Extracted data entries
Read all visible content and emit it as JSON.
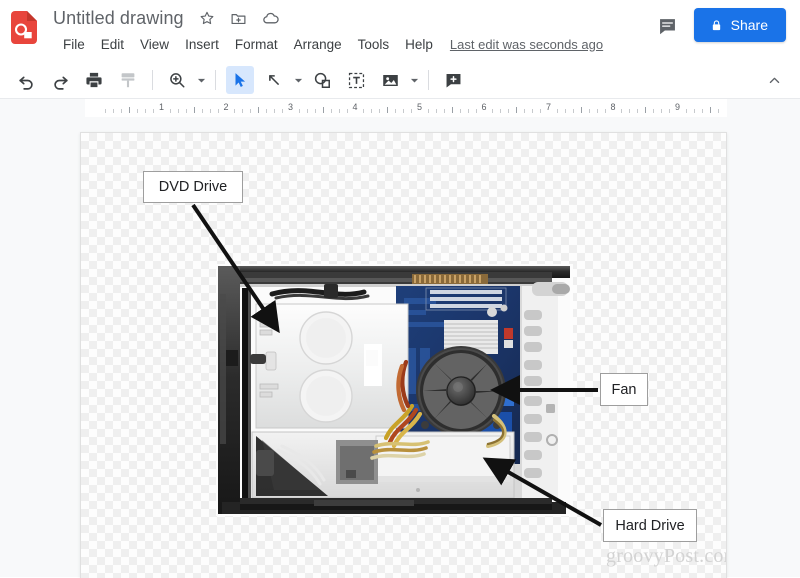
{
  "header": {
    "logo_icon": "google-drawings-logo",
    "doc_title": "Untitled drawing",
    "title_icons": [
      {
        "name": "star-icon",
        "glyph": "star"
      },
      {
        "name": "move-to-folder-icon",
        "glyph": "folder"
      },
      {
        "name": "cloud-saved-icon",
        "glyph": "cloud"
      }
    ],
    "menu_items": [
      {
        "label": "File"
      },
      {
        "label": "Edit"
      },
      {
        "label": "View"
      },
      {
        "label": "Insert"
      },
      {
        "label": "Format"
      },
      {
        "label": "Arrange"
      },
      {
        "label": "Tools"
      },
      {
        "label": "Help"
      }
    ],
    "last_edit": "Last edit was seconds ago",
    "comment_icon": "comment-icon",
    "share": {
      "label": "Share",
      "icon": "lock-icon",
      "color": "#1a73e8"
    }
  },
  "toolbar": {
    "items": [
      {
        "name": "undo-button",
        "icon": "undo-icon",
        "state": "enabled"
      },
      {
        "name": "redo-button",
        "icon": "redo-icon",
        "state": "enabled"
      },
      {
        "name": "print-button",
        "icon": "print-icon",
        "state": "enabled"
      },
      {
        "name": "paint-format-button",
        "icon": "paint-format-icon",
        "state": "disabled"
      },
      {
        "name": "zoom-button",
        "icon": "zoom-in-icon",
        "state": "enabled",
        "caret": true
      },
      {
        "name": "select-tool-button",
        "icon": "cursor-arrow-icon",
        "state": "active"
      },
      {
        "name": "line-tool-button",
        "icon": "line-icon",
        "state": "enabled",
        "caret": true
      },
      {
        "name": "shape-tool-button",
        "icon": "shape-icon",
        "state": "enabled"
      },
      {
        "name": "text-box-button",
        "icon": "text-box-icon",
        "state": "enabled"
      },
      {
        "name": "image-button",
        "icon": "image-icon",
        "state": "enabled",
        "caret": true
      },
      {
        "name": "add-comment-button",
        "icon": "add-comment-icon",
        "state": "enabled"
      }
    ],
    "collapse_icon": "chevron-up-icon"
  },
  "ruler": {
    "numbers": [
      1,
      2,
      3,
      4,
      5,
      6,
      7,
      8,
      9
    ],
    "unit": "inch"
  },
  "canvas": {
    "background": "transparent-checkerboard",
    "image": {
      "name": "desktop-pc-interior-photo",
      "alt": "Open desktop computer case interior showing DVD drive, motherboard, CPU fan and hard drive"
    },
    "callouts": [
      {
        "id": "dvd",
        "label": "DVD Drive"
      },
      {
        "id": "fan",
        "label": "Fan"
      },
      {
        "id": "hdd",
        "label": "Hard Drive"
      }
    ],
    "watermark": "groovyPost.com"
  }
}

--

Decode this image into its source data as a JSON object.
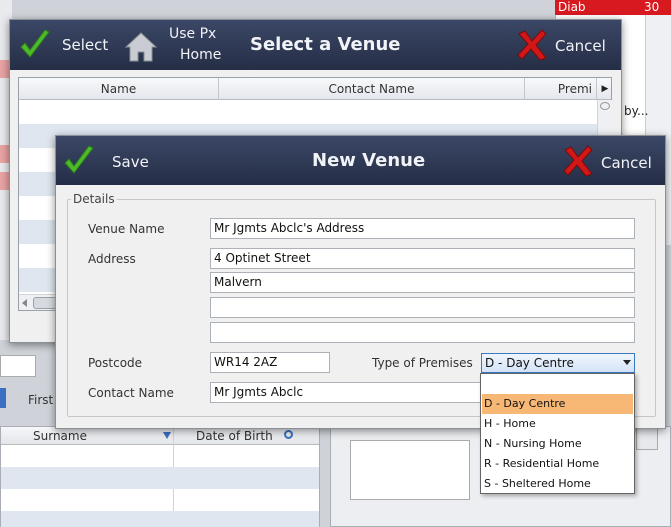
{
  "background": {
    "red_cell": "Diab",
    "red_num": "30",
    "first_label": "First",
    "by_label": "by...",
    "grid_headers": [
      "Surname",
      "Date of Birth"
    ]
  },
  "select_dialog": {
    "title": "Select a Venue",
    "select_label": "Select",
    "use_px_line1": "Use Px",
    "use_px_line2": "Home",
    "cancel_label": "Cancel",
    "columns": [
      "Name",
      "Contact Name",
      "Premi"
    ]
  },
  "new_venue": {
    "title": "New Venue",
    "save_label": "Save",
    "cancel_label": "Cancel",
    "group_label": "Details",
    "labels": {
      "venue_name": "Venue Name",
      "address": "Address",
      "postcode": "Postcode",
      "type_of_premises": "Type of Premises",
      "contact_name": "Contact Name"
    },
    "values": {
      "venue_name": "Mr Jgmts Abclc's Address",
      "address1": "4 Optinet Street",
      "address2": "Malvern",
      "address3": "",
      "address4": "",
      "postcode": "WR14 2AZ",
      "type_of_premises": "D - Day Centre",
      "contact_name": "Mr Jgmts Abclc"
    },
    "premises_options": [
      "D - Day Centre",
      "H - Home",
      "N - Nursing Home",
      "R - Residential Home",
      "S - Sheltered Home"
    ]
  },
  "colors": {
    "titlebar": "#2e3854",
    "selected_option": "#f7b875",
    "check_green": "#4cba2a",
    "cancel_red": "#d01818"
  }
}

Problem requirements:
Determine how many lines contain the word "interior" and reply with that number alone.

Reply to the task:
2